Raw records:
★ ★ ★

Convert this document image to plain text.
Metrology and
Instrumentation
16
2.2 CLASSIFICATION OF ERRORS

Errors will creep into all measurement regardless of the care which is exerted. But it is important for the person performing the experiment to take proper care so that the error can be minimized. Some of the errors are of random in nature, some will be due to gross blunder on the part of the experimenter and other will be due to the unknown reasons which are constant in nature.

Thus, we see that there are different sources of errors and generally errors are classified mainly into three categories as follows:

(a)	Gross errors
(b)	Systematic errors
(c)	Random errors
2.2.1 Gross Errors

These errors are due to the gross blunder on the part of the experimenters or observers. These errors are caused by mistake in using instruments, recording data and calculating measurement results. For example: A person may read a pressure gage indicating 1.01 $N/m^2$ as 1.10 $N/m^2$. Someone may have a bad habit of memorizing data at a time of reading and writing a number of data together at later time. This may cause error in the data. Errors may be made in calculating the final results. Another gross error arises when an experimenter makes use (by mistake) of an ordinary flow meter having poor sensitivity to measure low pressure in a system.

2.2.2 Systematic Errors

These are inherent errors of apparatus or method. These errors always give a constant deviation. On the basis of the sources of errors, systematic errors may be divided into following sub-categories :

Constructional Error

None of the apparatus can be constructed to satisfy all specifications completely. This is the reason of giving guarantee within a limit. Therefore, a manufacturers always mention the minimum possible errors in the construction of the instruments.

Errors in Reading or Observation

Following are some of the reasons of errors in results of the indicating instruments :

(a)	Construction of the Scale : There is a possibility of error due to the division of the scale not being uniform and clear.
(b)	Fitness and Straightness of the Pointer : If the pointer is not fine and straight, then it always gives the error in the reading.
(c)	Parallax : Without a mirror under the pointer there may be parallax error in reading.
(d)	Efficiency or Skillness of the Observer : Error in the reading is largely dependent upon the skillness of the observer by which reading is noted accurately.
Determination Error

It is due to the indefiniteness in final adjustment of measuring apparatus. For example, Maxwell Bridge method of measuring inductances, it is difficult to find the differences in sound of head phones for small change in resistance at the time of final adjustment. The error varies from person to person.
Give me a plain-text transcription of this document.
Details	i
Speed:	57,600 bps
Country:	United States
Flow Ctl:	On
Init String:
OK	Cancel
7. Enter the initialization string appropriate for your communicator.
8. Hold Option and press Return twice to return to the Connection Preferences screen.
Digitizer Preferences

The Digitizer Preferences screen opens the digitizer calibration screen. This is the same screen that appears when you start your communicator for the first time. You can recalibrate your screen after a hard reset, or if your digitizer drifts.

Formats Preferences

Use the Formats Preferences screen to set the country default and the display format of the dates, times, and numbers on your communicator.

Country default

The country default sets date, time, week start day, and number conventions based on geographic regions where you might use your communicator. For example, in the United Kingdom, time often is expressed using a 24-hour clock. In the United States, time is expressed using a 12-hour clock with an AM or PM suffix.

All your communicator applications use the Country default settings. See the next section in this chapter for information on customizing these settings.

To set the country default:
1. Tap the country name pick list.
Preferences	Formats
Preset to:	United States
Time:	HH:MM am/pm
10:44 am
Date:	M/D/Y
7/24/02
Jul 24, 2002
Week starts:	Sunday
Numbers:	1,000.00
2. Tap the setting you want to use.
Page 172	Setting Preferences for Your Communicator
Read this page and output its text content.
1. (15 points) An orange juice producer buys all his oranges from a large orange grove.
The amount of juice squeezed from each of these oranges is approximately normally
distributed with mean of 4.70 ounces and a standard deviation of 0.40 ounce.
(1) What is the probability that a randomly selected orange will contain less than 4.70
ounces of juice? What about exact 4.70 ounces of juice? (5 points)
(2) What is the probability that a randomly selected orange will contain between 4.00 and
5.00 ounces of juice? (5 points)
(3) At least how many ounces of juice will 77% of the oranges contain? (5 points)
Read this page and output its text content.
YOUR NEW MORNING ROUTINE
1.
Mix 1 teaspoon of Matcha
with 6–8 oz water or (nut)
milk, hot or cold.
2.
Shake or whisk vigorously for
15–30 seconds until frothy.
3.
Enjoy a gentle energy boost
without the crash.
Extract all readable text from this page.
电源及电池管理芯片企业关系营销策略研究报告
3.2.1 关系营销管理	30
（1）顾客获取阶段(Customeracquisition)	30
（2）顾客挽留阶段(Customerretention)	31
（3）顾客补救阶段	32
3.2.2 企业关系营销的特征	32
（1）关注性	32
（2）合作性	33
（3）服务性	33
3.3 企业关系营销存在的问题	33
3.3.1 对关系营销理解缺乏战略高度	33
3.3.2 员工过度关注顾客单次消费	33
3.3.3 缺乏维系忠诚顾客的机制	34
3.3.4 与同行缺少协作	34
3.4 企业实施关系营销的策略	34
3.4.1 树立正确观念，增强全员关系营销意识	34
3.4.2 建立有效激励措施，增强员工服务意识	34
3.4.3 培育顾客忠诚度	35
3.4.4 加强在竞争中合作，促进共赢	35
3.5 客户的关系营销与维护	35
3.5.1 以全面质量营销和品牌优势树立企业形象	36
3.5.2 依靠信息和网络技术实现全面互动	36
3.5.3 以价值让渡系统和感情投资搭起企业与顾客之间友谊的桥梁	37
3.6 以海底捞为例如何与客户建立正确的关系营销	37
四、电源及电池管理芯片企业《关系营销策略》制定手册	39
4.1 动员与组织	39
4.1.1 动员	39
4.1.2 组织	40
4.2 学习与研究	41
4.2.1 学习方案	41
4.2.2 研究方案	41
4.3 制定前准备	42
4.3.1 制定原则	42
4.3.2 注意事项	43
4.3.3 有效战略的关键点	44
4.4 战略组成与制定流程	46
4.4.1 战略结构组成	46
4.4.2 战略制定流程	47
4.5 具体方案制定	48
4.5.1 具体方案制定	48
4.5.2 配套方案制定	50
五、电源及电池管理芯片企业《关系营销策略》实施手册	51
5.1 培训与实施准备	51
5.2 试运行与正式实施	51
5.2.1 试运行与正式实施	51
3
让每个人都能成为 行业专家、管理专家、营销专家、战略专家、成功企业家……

★ ★ ★

Set exercise | Each entry above is to be quoted exactly.

Worked answer |
Convert this document image to plain text.
Metrology and
Instrumentation
16
2.2 CLASSIFICATION OF ERRORS

Errors will creep into all measurement regardless of the care which is exerted. But it is important for the person performing the experiment to take proper care so that the error can be minimized. Some of the errors are of random in nature, some will be due to gross blunder on the part of the experimenter and other will be due to the unknown reasons which are constant in nature.

Thus, we see that there are different sources of errors and generally errors are classified mainly into three categories as follows:

(a)	Gross errors
(b)	Systematic errors
(c)	Random errors
2.2.1 Gross Errors

These errors are due to the gross blunder on the part of the experimenters or observers. These errors are caused by mistake in using instruments, recording data and calculating measurement results. For example: A person may read a pressure gage indicating 1.01 $N/m^2$ as 1.10 $N/m^2$. Someone may have a bad habit of memorizing data at a time of reading and writing a number of data together at later time. This may cause error in the data. Errors may be made in calculating the final results. Another gross error arises when an experimenter makes use (by mistake) of an ordinary flow meter having poor sensitivity to measure low pressure in a system.

2.2.2 Systematic Errors

These are inherent errors of apparatus or method. These errors always give a constant deviation. On the basis of the sources of errors, systematic errors may be divided into following sub-categories :

Constructional Error

None of the apparatus can be constructed to satisfy all specifications completely. This is the reason of giving guarantee within a limit. Therefore, a manufacturers always mention the minimum possible errors in the construction of the instruments.

Errors in Reading or Observation

Following are some of the reasons of errors in results of the indicating instruments :

(a)	Construction of the Scale : There is a possibility of error due to the division of the scale not being uniform and clear.
(b)	Fitness and Straightness of the Pointer : If the pointer is not fine and straight, then it always gives the error in the reading.
(c)	Parallax : Without a mirror under the pointer there may be parallax error in reading.
(d)	Efficiency or Skillness of the Observer : Error in the reading is largely dependent upon the skillness of the observer by which reading is noted accurately.
Determination Error

It is due to the indefiniteness in final adjustment of measuring apparatus. For example, Maxwell Bridge method of measuring inductances, it is difficult to find the differences in sound of head phones for small change in resistance at the time of final adjustment. The error varies from person to person.
Give me a plain-text transcription of this document.
Details	i
Speed:	57,600 bps
Country:	United States
Flow Ctl:	On
Init String:
OK	Cancel
7. Enter the initialization string appropriate for your communicator.
8. Hold Option and press Return twice to return to the Connection Preferences screen.
Digitizer Preferences

The Digitizer Preferences screen opens the digitizer calibration screen. This is the same screen that appears when you start your communicator for the first time. You can recalibrate your screen after a hard reset, or if your digitizer drifts.

Formats Preferences

Use the Formats Preferences screen to set the country default and the display format of the dates, times, and numbers on your communicator.

Country default

The country default sets date, time, week start day, and number conventions based on geographic regions where you might use your communicator. For example, in the United Kingdom, time often is expressed using a 24-hour clock. In the United States, time is expressed using a 12-hour clock with an AM or PM suffix.

All your communicator applications use the Country default settings. See the next section in this chapter for information on customizing these settings.

To set the country default:
1. Tap the country name pick list.
Preferences	Formats
Preset to:	United States
Time:	HH:MM am/pm
10:44 am
Date:	M/D/Y
7/24/02
Jul 24, 2002
Week starts:	Sunday
Numbers:	1,000.00
2. Tap the setting you want to use.
Page 172	Setting Preferences for Your Communicator
Read this page and output its text content.
1. (15 points) An orange juice producer buys all his oranges from a large orange grove.
The amount of juice squeezed from each of these oranges is approximately normally
distributed with mean of 4.70 ounces and a standard deviation of 0.40 ounce.
(1) What is the probability that a randomly selected orange will contain less than 4.70
ounces of juice? What about exact 4.70 ounces of juice? (5 points)
(2) What is the probability that a randomly selected orange will contain between 4.00 and
5.00 ounces of juice? (5 points)
(3) At least how many ounces of juice will 77% of the oranges contain? (5 points)
Read this page and output its text content.
YOUR NEW MORNING ROUTINE
1.
Mix 1 teaspoon of Matcha
with 6–8 oz water or (nut)
milk, hot or cold.
2.
Shake or whisk vigorously for
15–30 seconds until frothy.
3.
Enjoy a gentle energy boost
without the crash.
Extract all readable text from this page.
电源及电池管理芯片企业关系营销策略研究报告
3.2.1 关系营销管理	30
（1）顾客获取阶段(Customeracquisition)	30
（2）顾客挽留阶段(Customerretention)	31
（3）顾客补救阶段	32
3.2.2 企业关系营销的特征	32
（1）关注性	32
（2）合作性	33
（3）服务性	33
3.3 企业关系营销存在的问题	33
3.3.1 对关系营销理解缺乏战略高度	33
3.3.2 员工过度关注顾客单次消费	33
3.3.3 缺乏维系忠诚顾客的机制	34
3.3.4 与同行缺少协作	34
3.4 企业实施关系营销的策略	34
3.4.1 树立正确观念，增强全员关系营销意识	34
3.4.2 建立有效激励措施，增强员工服务意识	34
3.4.3 培育顾客忠诚度	35
3.4.4 加强在竞争中合作，促进共赢	35
3.5 客户的关系营销与维护	35
3.5.1 以全面质量营销和品牌优势树立企业形象	36
3.5.2 依靠信息和网络技术实现全面互动	36
3.5.3 以价值让渡系统和感情投资搭起企业与顾客之间友谊的桥梁	37
3.6 以海底捞为例如何与客户建立正确的关系营销	37
四、电源及电池管理芯片企业《关系营销策略》制定手册	39
4.1 动员与组织	39
4.1.1 动员	39
4.1.2 组织	40
4.2 学习与研究	41
4.2.1 学习方案	41
4.2.2 研究方案	41
4.3 制定前准备	42
4.3.1 制定原则	42
4.3.2 注意事项	43
4.3.3 有效战略的关键点	44
4.4 战略组成与制定流程	46
4.4.1 战略结构组成	46
4.4.2 战略制定流程	47
4.5 具体方案制定	48
4.5.1 具体方案制定	48
4.5.2 配套方案制定	50
五、电源及电池管理芯片企业《关系营销策略》实施手册	51
5.1 培训与实施准备	51
5.2 试运行与正式实施	51
5.2.1 试运行与正式实施	51
3
让每个人都能成为 行业专家、管理专家、营销专家、战略专家、成功企业家……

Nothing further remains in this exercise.